Given problem —
Reproduce the listing below without any change.

Stored records —
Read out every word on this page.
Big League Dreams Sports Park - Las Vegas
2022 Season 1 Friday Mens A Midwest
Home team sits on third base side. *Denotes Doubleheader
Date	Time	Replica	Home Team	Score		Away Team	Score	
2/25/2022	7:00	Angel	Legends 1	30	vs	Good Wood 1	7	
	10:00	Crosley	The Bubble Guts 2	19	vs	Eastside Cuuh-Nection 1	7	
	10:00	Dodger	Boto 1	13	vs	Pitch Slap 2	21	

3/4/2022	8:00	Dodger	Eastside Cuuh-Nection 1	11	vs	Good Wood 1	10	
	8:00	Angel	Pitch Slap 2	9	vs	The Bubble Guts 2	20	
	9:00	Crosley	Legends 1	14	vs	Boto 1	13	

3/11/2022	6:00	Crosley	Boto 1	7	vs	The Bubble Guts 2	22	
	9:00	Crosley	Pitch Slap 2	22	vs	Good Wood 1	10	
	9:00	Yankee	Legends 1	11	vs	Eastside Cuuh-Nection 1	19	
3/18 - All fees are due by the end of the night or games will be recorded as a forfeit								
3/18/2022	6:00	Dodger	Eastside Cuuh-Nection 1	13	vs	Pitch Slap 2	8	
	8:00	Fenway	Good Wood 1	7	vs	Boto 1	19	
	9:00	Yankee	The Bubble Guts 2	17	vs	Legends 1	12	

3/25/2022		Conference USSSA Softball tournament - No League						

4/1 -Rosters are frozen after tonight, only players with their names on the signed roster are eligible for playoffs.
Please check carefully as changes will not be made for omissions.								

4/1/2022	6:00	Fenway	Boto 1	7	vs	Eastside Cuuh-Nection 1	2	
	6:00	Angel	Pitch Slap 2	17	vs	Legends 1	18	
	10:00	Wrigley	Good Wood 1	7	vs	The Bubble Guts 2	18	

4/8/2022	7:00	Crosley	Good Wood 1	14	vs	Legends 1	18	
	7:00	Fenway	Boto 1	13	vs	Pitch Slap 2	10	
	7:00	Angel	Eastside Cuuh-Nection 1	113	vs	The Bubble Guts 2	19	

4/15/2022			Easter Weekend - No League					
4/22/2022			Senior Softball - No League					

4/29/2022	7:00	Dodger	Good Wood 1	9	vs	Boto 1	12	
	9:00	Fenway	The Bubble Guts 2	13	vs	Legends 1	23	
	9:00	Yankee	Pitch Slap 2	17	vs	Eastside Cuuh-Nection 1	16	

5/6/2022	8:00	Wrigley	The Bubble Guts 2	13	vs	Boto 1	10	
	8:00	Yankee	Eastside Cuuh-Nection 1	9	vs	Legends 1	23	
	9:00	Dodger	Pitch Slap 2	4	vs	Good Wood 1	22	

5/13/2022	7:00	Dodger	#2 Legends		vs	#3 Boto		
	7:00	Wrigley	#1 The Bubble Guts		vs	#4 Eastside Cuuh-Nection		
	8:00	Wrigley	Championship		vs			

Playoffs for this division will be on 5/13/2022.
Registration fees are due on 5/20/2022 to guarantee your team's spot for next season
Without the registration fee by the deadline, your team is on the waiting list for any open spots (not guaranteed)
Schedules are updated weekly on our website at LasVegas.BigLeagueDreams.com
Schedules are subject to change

Full solution —
Read out every word on this page.
Big League Dreams Sports Park - Las Vegas
2022 Season 1 Friday Mens A Midwest
Home team sits on third base side. *Denotes Doubleheader
Date	Time	Replica	Home Team	Score		Away Team	Score	
2/25/2022	7:00	Angel	Legends 1	30	vs	Good Wood 1	7	
	10:00	Crosley	The Bubble Guts 2	19	vs	Eastside Cuuh-Nection 1	7	
	10:00	Dodger	Boto 1	13	vs	Pitch Slap 2	21	

3/4/2022	8:00	Dodger	Eastside Cuuh-Nection 1	11	vs	Good Wood 1	10	
	8:00	Angel	Pitch Slap 2	9	vs	The Bubble Guts 2	20	
	9:00	Crosley	Legends 1	14	vs	Boto 1	13	

3/11/2022	6:00	Crosley	Boto 1	7	vs	The Bubble Guts 2	22	
	9:00	Crosley	Pitch Slap 2	22	vs	Good Wood 1	10	
	9:00	Yankee	Legends 1	11	vs	Eastside Cuuh-Nection 1	19	
3/18 - All fees are due by the end of the night or games will be recorded as a forfeit								
3/18/2022	6:00	Dodger	Eastside Cuuh-Nection 1	13	vs	Pitch Slap 2	8	
	8:00	Fenway	Good Wood 1	7	vs	Boto 1	19	
	9:00	Yankee	The Bubble Guts 2	17	vs	Legends 1	12	

3/25/2022		Conference USSSA Softball tournament - No League						

4/1 -Rosters are frozen after tonight, only players with their names on the signed roster are eligible for playoffs.
Please check carefully as changes will not be made for omissions.								

4/1/2022	6:00	Fenway	Boto 1	7	vs	Eastside Cuuh-Nection 1	2	
	6:00	Angel	Pitch Slap 2	17	vs	Legends 1	18	
	10:00	Wrigley	Good Wood 1	7	vs	The Bubble Guts 2	18	

4/8/2022	7:00	Crosley	Good Wood 1	14	vs	Legends 1	18	
	7:00	Fenway	Boto 1	13	vs	Pitch Slap 2	10	
	7:00	Angel	Eastside Cuuh-Nection 1	113	vs	The Bubble Guts 2	19	

4/15/2022			Easter Weekend - No League					
4/22/2022			Senior Softball - No League					

4/29/2022	7:00	Dodger	Good Wood 1	9	vs	Boto 1	12	
	9:00	Fenway	The Bubble Guts 2	13	vs	Legends 1	23	
	9:00	Yankee	Pitch Slap 2	17	vs	Eastside Cuuh-Nection 1	16	

5/6/2022	8:00	Wrigley	The Bubble Guts 2	13	vs	Boto 1	10	
	8:00	Yankee	Eastside Cuuh-Nection 1	9	vs	Legends 1	23	
	9:00	Dodger	Pitch Slap 2	4	vs	Good Wood 1	22	

5/13/2022	7:00	Dodger	#2 Legends		vs	#3 Boto		
	7:00	Wrigley	#1 The Bubble Guts		vs	#4 Eastside Cuuh-Nection		
	8:00	Wrigley	Championship		vs			

Playoffs for this division will be on 5/13/2022.
Registration fees are due on 5/20/2022 to guarantee your team's spot for next season
Without the registration fee by the deadline, your team is on the waiting list for any open spots (not guaranteed)
Schedules are updated weekly on our website at LasVegas.BigLeagueDreams.com
Schedules are subject to change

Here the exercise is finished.